- Task details
Write out all entries word for word.

- Entries
────────────────────────────────────────

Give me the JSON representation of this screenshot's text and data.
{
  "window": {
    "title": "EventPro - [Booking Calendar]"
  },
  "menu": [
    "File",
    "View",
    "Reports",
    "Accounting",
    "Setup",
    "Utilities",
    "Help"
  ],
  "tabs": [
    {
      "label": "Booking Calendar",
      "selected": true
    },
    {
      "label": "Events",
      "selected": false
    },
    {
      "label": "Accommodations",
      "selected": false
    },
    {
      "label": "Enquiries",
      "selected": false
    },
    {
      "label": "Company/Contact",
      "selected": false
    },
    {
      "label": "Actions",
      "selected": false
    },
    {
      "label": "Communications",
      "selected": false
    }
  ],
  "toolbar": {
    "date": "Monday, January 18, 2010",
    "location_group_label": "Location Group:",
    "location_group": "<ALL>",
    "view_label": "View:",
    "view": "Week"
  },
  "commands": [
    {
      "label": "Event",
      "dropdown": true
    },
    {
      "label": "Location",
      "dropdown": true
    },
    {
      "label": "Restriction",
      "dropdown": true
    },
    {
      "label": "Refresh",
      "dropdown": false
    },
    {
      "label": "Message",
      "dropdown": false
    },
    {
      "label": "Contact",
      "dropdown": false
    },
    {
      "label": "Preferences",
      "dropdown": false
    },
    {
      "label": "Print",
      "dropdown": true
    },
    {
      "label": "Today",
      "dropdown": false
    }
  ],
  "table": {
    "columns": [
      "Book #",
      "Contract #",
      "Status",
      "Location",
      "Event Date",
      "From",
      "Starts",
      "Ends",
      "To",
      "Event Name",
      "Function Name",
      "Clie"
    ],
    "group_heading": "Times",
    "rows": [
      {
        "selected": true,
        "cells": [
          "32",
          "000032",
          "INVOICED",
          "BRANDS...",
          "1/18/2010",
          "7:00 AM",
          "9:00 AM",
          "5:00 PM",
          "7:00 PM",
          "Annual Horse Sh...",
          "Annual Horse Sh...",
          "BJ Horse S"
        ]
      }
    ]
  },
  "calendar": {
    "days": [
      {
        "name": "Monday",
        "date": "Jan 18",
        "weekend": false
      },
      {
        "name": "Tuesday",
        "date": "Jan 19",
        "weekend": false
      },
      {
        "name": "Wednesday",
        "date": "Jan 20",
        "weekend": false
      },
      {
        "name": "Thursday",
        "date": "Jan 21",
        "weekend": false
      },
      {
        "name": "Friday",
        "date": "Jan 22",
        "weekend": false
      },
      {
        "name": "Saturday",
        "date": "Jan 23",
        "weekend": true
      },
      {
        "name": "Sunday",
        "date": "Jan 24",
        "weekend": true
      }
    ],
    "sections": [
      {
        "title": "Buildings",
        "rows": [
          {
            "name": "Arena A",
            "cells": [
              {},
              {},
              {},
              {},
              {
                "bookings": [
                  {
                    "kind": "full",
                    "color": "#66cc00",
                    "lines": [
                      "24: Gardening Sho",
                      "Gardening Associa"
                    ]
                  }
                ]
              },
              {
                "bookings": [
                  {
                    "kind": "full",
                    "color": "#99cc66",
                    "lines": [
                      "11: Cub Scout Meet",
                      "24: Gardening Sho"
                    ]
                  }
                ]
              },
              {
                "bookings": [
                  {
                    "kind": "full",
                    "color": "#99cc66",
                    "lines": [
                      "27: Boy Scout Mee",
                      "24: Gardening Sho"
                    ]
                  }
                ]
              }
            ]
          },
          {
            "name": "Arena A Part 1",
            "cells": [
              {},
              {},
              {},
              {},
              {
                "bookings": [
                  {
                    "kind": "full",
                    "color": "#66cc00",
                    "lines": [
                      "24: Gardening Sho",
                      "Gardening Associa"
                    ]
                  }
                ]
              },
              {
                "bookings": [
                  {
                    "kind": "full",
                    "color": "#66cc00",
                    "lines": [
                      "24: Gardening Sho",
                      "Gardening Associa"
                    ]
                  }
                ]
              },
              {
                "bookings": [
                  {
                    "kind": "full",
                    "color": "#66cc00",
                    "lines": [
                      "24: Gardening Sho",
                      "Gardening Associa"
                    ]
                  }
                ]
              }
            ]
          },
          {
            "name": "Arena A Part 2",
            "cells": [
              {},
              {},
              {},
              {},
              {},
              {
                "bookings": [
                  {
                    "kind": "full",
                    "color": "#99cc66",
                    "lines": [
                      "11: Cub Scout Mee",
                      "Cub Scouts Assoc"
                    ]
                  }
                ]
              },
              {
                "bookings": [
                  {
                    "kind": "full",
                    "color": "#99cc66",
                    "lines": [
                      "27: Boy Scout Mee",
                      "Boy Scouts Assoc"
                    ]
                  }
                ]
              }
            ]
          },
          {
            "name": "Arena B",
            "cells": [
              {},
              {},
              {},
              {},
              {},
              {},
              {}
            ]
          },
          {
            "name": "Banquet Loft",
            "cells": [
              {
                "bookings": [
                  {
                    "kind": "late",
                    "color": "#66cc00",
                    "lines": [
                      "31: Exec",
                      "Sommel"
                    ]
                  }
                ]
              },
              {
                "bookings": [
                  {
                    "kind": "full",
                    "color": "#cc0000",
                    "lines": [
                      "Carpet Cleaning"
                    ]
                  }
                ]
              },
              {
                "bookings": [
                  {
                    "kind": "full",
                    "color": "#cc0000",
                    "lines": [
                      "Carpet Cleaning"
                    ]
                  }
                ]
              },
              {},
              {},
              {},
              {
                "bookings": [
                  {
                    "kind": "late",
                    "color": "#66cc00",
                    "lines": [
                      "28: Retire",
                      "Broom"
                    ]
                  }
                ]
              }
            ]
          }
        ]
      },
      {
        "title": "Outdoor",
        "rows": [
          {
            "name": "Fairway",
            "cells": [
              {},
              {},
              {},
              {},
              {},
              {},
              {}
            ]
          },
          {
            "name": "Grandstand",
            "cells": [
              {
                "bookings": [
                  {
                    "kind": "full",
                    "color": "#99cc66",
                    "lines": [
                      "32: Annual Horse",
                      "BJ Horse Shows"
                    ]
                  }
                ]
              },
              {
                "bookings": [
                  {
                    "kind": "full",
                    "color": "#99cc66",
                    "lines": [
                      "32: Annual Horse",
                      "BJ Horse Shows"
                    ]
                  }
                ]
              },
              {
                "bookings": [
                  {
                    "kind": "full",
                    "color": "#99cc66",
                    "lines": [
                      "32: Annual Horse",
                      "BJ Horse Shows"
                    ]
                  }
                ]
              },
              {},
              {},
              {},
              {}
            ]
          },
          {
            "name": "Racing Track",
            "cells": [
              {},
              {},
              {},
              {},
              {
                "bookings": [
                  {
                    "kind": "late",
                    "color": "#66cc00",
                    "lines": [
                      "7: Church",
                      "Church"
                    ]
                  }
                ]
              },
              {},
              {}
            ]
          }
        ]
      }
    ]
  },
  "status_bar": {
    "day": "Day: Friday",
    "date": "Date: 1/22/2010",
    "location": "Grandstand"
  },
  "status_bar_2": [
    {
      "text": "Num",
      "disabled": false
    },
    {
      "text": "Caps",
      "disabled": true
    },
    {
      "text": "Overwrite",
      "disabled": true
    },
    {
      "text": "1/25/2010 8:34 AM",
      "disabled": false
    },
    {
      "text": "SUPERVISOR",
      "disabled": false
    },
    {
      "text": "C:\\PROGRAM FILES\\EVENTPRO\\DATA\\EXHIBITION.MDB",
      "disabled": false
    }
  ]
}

────────────────────────────────────────

- Response to this task
Give me the JSON representation of this screenshot's text and data.
{
  "window": {
    "title": "EventPro - [Booking Calendar]"
  },
  "menu": [
    "File",
    "View",
    "Reports",
    "Accounting",
    "Setup",
    "Utilities",
    "Help"
  ],
  "tabs": [
    {
      "label": "Booking Calendar",
      "selected": true
    },
    {
      "label": "Events",
      "selected": false
    },
    {
      "label": "Accommodations",
      "selected": false
    },
    {
      "label": "Enquiries",
      "selected": false
    },
    {
      "label": "Company/Contact",
      "selected": false
    },
    {
      "label": "Actions",
      "selected": false
    },
    {
      "label": "Communications",
      "selected": false
    }
  ],
  "toolbar": {
    "date": "Monday, January 18, 2010",
    "location_group_label": "Location Group:",
    "location_group": "<ALL>",
    "view_label": "View:",
    "view": "Week"
  },
  "commands": [
    {
      "label": "Event",
      "dropdown": true
    },
    {
      "label": "Location",
      "dropdown": true
    },
    {
      "label": "Restriction",
      "dropdown": true
    },
    {
      "label": "Refresh",
      "dropdown": false
    },
    {
      "label": "Message",
      "dropdown": false
    },
    {
      "label": "Contact",
      "dropdown": false
    },
    {
      "label": "Preferences",
      "dropdown": false
    },
    {
      "label": "Print",
      "dropdown": true
    },
    {
      "label": "Today",
      "dropdown": false
    }
  ],
  "table": {
    "columns": [
      "Book #",
      "Contract #",
      "Status",
      "Location",
      "Event Date",
      "From",
      "Starts",
      "Ends",
      "To",
      "Event Name",
      "Function Name",
      "Clie"
    ],
    "group_heading": "Times",
    "rows": [
      {
        "selected": true,
        "cells": [
          "32",
          "000032",
          "INVOICED",
          "BRANDS...",
          "1/18/2010",
          "7:00 AM",
          "9:00 AM",
          "5:00 PM",
          "7:00 PM",
          "Annual Horse Sh...",
          "Annual Horse Sh...",
          "BJ Horse S"
        ]
      }
    ]
  },
  "calendar": {
    "days": [
      {
        "name": "Monday",
        "date": "Jan 18",
        "weekend": false
      },
      {
        "name": "Tuesday",
        "date": "Jan 19",
        "weekend": false
      },
      {
        "name": "Wednesday",
        "date": "Jan 20",
        "weekend": false
      },
      {
        "name": "Thursday",
        "date": "Jan 21",
        "weekend": false
      },
      {
        "name": "Friday",
        "date": "Jan 22",
        "weekend": false
      },
      {
        "name": "Saturday",
        "date": "Jan 23",
        "weekend": true
      },
      {
        "name": "Sunday",
        "date": "Jan 24",
        "weekend": true
      }
    ],
    "sections": [
      {
        "title": "Buildings",
        "rows": [
          {
            "name": "Arena A",
            "cells": [
              {},
              {},
              {},
              {},
              {
                "bookings": [
                  {
                    "kind": "full",
                    "color": "#66cc00",
                    "lines": [
                      "24: Gardening Sho",
                      "Gardening Associa"
                    ]
                  }
                ]
              },
              {
                "bookings": [
                  {
                    "kind": "full",
                    "color": "#99cc66",
                    "lines": [
                      "11: Cub Scout Meet",
                      "24: Gardening Sho"
                    ]
                  }
                ]
              },
              {
                "bookings": [
                  {
                    "kind": "full",
                    "color": "#99cc66",
                    "lines": [
                      "27: Boy Scout Mee",
                      "24: Gardening Sho"
                    ]
                  }
                ]
              }
            ]
          },
          {
            "name": "Arena A Part 1",
            "cells": [
              {},
              {},
              {},
              {},
              {
                "bookings": [
                  {
                    "kind": "full",
                    "color": "#66cc00",
                    "lines": [
                      "24: Gardening Sho",
                      "Gardening Associa"
                    ]
                  }
                ]
              },
              {
                "bookings": [
                  {
                    "kind": "full",
                    "color": "#66cc00",
                    "lines": [
                      "24: Gardening Sho",
                      "Gardening Associa"
                    ]
                  }
                ]
              },
              {
                "bookings": [
                  {
                    "kind": "full",
                    "color": "#66cc00",
                    "lines": [
                      "24: Gardening Sho",
                      "Gardening Associa"
                    ]
                  }
                ]
              }
            ]
          },
          {
            "name": "Arena A Part 2",
            "cells": [
              {},
              {},
              {},
              {},
              {},
              {
                "bookings": [
                  {
                    "kind": "full",
                    "color": "#99cc66",
                    "lines": [
                      "11: Cub Scout Mee",
                      "Cub Scouts Assoc"
                    ]
                  }
                ]
              },
              {
                "bookings": [
                  {
                    "kind": "full",
                    "color": "#99cc66",
                    "lines": [
                      "27: Boy Scout Mee",
                      "Boy Scouts Assoc"
                    ]
                  }
                ]
              }
            ]
          },
          {
            "name": "Arena B",
            "cells": [
              {},
              {},
              {},
              {},
              {},
              {},
              {}
            ]
          },
          {
            "name": "Banquet Loft",
            "cells": [
              {
                "bookings": [
                  {
                    "kind": "late",
                    "color": "#66cc00",
                    "lines": [
                      "31: Exec",
                      "Sommel"
                    ]
                  }
                ]
              },
              {
                "bookings": [
                  {
                    "kind": "full",
                    "color": "#cc0000",
                    "lines": [
                      "Carpet Cleaning"
                    ]
                  }
                ]
              },
              {
                "bookings": [
                  {
                    "kind": "full",
                    "color": "#cc0000",
                    "lines": [
                      "Carpet Cleaning"
                    ]
                  }
                ]
              },
              {},
              {},
              {},
              {
                "bookings": [
                  {
                    "kind": "late",
                    "color": "#66cc00",
                    "lines": [
                      "28: Retire",
                      "Broom"
                    ]
                  }
                ]
              }
            ]
          }
        ]
      },
      {
        "title": "Outdoor",
        "rows": [
          {
            "name": "Fairway",
            "cells": [
              {},
              {},
              {},
              {},
              {},
              {},
              {}
            ]
          },
          {
            "name": "Grandstand",
            "cells": [
              {
                "bookings": [
                  {
                    "kind": "full",
                    "color": "#99cc66",
                    "lines": [
                      "32: Annual Horse",
                      "BJ Horse Shows"
                    ]
                  }
                ]
              },
              {
                "bookings": [
                  {
                    "kind": "full",
                    "color": "#99cc66",
                    "lines": [
                      "32: Annual Horse",
                      "BJ Horse Shows"
                    ]
                  }
                ]
              },
              {
                "bookings": [
                  {
                    "kind": "full",
                    "color": "#99cc66",
                    "lines": [
                      "32: Annual Horse",
                      "BJ Horse Shows"
                    ]
                  }
                ]
              },
              {},
              {},
              {},
              {}
            ]
          },
          {
            "name": "Racing Track",
            "cells": [
              {},
              {},
              {},
              {},
              {
                "bookings": [
                  {
                    "kind": "late",
                    "color": "#66cc00",
                    "lines": [
                      "7: Church",
                      "Church"
                    ]
                  }
                ]
              },
              {},
              {}
            ]
          }
        ]
      }
    ]
  },
  "status_bar": {
    "day": "Day: Friday",
    "date": "Date: 1/22/2010",
    "location": "Grandstand"
  },
  "status_bar_2": [
    {
      "text": "Num",
      "disabled": false
    },
    {
      "text": "Caps",
      "disabled": true
    },
    {
      "text": "Overwrite",
      "disabled": true
    },
    {
      "text": "1/25/2010 8:34 AM",
      "disabled": false
    },
    {
      "text": "SUPERVISOR",
      "disabled": false
    },
    {
      "text": "C:\\PROGRAM FILES\\EVENTPRO\\DATA\\EXHIBITION.MDB",
      "disabled": false
    }
  ]
}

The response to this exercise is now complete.